Work to complete
Quote every line of the entries below verbatim, omitting the pictures.

The data

====

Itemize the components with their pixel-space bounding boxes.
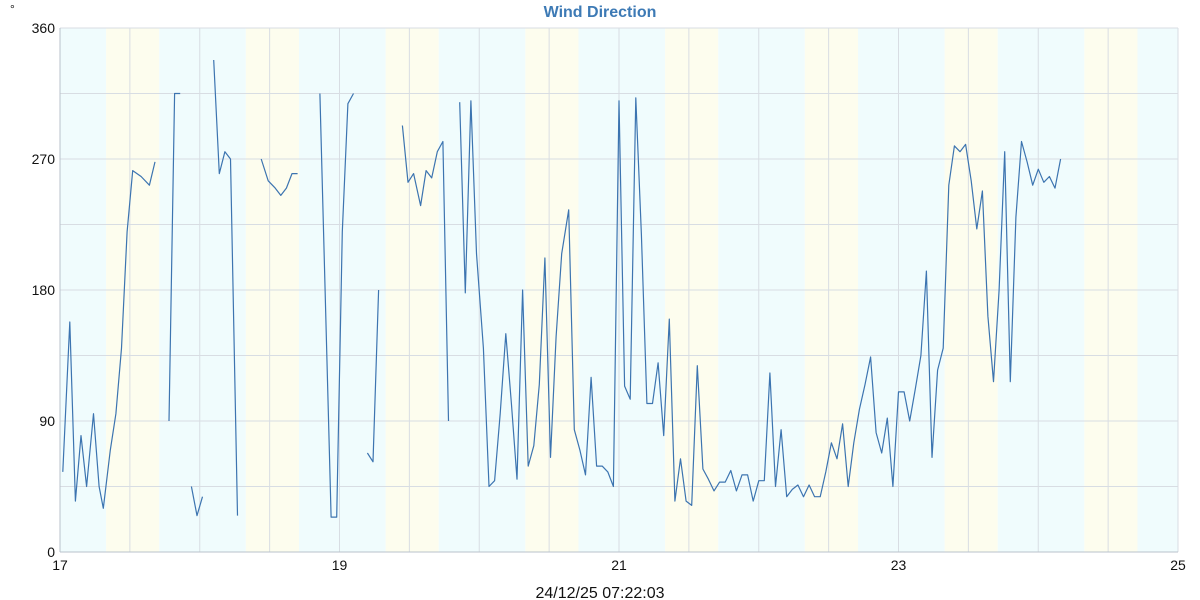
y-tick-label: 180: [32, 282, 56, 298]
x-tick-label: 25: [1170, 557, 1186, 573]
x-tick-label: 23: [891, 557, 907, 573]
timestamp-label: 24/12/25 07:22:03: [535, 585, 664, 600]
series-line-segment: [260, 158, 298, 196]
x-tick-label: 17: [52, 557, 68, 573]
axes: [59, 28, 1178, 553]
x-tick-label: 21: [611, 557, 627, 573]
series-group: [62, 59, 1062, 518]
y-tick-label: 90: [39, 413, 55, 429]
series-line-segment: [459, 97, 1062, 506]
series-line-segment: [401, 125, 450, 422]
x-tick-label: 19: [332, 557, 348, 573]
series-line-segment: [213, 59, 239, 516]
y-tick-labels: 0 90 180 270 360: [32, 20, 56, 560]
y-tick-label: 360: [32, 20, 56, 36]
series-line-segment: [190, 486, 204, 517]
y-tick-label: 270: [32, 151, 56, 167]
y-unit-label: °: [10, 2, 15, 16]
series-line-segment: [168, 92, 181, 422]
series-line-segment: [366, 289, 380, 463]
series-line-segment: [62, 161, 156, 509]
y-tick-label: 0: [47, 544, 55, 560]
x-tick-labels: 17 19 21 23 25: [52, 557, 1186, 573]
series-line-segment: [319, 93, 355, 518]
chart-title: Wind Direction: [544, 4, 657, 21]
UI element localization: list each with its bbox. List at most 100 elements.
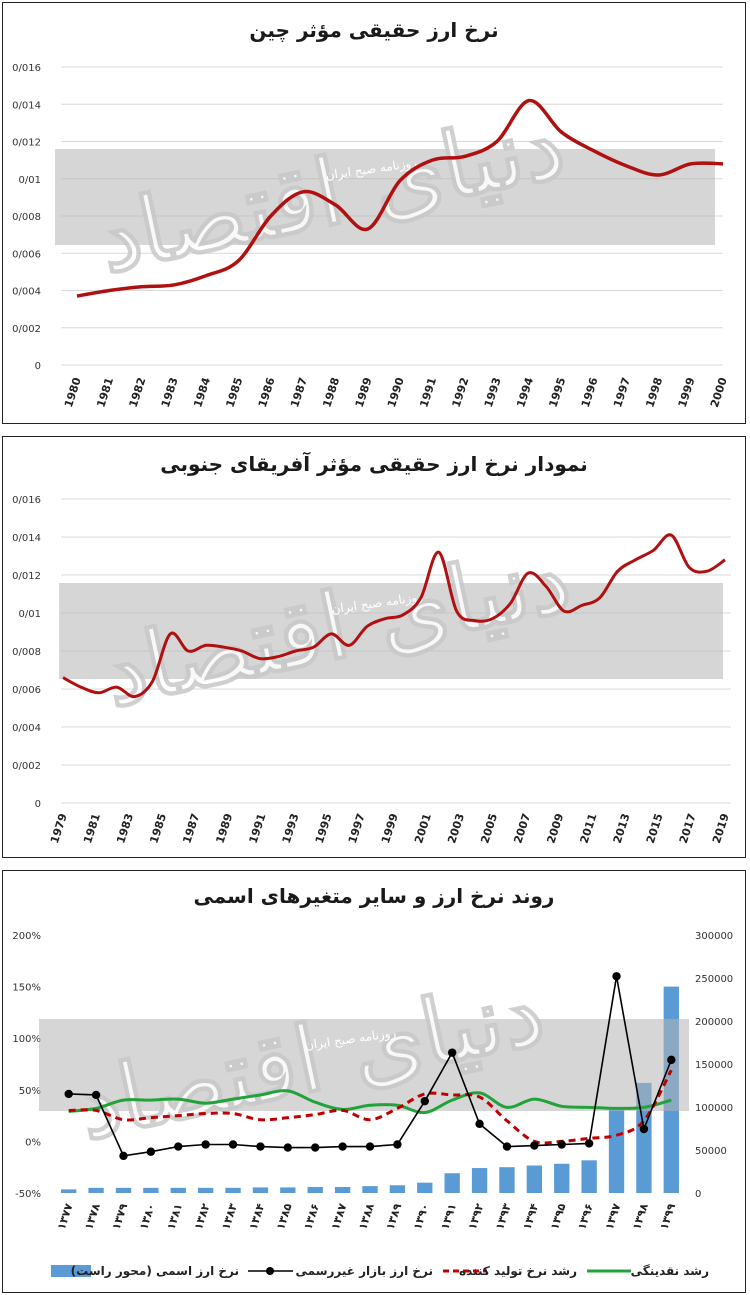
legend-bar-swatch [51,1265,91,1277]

====

Response to this task
Itemize the components with their pixel-space bounding boxes.
y-tick-label: 180: [32, 282, 56, 298]
x-tick-label: 25: [1170, 557, 1186, 573]
x-tick-label: 23: [891, 557, 907, 573]
timestamp-label: 24/12/25 07:22:03: [535, 585, 664, 600]
series-line-segment: [260, 158, 298, 196]
x-tick-label: 17: [52, 557, 68, 573]
axes: [59, 28, 1178, 553]
x-tick-label: 21: [611, 557, 627, 573]
series-group: [62, 59, 1062, 518]
y-tick-label: 90: [39, 413, 55, 429]
series-line-segment: [459, 97, 1062, 506]
series-line-segment: [401, 125, 450, 422]
x-tick-label: 19: [332, 557, 348, 573]
series-line-segment: [213, 59, 239, 516]
y-tick-labels: 0 90 180 270 360: [32, 20, 56, 560]
y-tick-label: 360: [32, 20, 56, 36]
series-line-segment: [190, 486, 204, 517]
y-tick-label: 270: [32, 151, 56, 167]
y-unit-label: °: [10, 2, 15, 16]
series-line-segment: [168, 92, 181, 422]
series-line-segment: [366, 289, 380, 463]
series-line-segment: [62, 161, 156, 509]
y-tick-label: 0: [47, 544, 55, 560]
x-tick-labels: 17 19 21 23 25: [52, 557, 1186, 573]
series-line-segment: [319, 93, 355, 518]
chart-title: Wind Direction: [544, 4, 657, 21]
UI element localization: list each with its bbox. List at most 100 elements.
legend-bar-swatch [51,1265,91,1277]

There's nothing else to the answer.